__Excerpted passage__:

★ ★ ★

Step 4: Factor in Unpaid Leave and Non-Billable Time
As an employee, you received paid annual leave, sick leave, and public holidays—typically worth 8-10 weeks of paid time off per year. As a contractor, you don't get paid when you're not working. You also need to account for time spent on business administration, marketing, invoicing, and professional development that you won't bill clients for. Most contractors estimate they're billable for 80-90% of their working time. If you calculate based on 48 working weeks per year (52 weeks minus 4 weeks leave), and you're billable 85% of the time, your effective billable weeks are: 48 × 85% = 40.8 weeks.
Step 5: Calculate Your Hourly or Daily Rate
Now you can work out your rate. Let's continue with our example: You need to earn $57,200 over 40.8 billable weeks. If you work 38 hours per week (the standard full-time week), that's 1,550 billable hours per year. $57,200 ÷ 1,550 hours = $36.90 per hour. For a daily rate (8 hours), that's approximately $295 per day. However, this is your baseline rate. You may charge higher rates if you have specialised skills, experience, or work in high-demand sectors.
- Required annual take-home: $48,000
- Superannuation to set aside: $9,200
- Total income needed: $57,200
- Billable weeks per year: 40.8
- Billable hours per year: 1,550
- Hourly rate: $57,200 ÷ 1,550 = $36.90/hour
The Quick Reference Formula
Here's a shorthand formula you can use:
| Step | Calculation | Example |
|---|---|---|
| 1. Start with annual salary | Your previous gross salary | $80,000 |
| 2. Multiply by 1.5 to 1.6 | Accounts for tax, super, unpaid leave | $80,000 × 1.5 = $120,000 |
| 3. Divide by 1,600 | Standard billable hours (40 weeks × 40 hours) | $120,000 ÷ 1,600 = $75/hour |
| 4. Adjust for your circumstances | Higher for specialised work, lower for niche markets | $75 × 1.2 = $90/hour |
Important Considerations
- Business expenses: Track deductible costs like software subscriptions, home office, professional development, and vehicle use. These reduce your taxable income and effectively lower the rate you need to charge.

★ ★ ★

__Data for analysis__:
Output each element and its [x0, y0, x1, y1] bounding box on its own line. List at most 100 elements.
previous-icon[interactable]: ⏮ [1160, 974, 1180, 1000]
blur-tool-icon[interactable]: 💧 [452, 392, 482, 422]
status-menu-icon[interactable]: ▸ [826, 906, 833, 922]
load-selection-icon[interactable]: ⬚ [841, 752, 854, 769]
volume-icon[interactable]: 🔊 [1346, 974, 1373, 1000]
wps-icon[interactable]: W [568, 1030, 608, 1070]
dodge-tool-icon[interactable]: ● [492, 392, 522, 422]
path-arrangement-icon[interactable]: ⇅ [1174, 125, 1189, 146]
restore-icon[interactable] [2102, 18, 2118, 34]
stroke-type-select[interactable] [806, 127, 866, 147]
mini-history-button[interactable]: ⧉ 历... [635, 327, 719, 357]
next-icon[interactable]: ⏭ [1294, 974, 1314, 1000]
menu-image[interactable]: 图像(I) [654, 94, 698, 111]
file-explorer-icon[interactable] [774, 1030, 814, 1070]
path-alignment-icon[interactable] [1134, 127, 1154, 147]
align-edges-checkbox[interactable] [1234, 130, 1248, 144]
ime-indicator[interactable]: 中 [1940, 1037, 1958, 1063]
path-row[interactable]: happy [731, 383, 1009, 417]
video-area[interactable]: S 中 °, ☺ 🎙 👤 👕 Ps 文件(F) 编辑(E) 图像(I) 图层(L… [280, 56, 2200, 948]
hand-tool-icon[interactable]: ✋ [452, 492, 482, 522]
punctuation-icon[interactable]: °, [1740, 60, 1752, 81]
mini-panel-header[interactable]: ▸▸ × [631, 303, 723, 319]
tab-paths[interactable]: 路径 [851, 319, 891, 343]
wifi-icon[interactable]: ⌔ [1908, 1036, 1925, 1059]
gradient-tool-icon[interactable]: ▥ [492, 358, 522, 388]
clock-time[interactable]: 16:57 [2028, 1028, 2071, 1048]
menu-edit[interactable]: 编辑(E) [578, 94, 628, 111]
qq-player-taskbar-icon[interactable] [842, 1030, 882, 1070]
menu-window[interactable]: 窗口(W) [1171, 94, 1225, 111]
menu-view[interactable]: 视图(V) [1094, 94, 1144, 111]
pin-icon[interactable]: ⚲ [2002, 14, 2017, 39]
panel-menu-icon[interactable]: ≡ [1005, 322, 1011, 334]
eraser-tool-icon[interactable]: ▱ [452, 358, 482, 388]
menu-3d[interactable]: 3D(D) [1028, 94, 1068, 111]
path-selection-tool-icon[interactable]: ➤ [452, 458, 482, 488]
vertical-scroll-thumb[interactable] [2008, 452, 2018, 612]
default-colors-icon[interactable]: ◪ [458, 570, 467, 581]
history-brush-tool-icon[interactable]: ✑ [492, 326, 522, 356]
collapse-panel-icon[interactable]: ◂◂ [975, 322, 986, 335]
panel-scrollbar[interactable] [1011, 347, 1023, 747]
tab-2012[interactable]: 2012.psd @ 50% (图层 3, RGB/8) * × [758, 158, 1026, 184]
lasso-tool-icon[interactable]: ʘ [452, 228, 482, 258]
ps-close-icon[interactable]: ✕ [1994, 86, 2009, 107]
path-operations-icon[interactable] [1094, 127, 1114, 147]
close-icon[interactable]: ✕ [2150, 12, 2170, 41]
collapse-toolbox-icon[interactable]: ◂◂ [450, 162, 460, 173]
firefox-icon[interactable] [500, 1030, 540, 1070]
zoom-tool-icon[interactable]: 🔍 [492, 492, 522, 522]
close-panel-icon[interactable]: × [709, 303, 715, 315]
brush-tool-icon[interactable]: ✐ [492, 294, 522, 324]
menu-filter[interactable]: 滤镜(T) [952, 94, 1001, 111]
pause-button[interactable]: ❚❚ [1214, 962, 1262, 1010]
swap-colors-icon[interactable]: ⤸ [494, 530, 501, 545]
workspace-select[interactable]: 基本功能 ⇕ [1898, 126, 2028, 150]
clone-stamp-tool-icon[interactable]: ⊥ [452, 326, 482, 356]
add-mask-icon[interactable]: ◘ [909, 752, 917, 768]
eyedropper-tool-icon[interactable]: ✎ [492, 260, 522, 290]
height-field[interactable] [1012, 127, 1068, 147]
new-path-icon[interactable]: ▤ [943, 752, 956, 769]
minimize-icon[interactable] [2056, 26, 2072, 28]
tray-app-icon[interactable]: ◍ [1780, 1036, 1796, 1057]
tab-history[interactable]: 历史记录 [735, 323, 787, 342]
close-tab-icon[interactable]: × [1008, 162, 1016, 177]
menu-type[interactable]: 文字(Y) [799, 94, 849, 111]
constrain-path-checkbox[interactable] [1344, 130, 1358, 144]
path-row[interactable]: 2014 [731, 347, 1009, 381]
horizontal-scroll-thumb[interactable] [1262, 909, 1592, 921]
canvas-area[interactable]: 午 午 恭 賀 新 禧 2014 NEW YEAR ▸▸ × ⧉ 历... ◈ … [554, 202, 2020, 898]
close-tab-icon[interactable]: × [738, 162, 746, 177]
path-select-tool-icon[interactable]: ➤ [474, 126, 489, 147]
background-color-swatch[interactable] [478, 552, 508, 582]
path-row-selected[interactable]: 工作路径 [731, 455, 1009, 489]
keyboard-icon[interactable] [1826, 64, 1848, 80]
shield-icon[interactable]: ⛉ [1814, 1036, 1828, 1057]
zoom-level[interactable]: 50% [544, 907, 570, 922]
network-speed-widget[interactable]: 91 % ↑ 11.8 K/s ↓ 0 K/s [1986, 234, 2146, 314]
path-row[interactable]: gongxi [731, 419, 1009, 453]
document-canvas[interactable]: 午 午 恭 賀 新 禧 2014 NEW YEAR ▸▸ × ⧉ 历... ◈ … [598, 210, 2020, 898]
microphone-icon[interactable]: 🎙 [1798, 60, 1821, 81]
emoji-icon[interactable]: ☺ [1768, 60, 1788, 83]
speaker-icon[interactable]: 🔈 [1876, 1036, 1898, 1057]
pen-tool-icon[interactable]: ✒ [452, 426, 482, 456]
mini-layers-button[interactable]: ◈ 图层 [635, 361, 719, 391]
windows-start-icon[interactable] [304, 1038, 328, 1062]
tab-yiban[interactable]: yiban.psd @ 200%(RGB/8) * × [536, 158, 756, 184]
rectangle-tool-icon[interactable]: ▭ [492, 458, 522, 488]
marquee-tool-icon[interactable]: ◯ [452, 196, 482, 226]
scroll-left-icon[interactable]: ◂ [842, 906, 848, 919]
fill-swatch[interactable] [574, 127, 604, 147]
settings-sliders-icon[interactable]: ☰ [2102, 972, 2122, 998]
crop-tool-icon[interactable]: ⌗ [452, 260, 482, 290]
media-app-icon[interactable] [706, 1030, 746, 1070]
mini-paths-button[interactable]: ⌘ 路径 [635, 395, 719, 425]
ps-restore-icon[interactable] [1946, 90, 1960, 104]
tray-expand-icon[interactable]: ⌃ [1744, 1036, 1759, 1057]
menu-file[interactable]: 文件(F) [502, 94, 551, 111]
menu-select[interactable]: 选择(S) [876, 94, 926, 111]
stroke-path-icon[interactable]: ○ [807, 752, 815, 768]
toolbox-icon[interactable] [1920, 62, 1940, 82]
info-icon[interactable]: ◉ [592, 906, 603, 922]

★ ★ ★

__What is needed__:
List every deductible business cost named in the passage on setting a contractor rate.

__Response to this exercise__:
- Software subscriptions
- Home office
- Professional development
- Vehicle use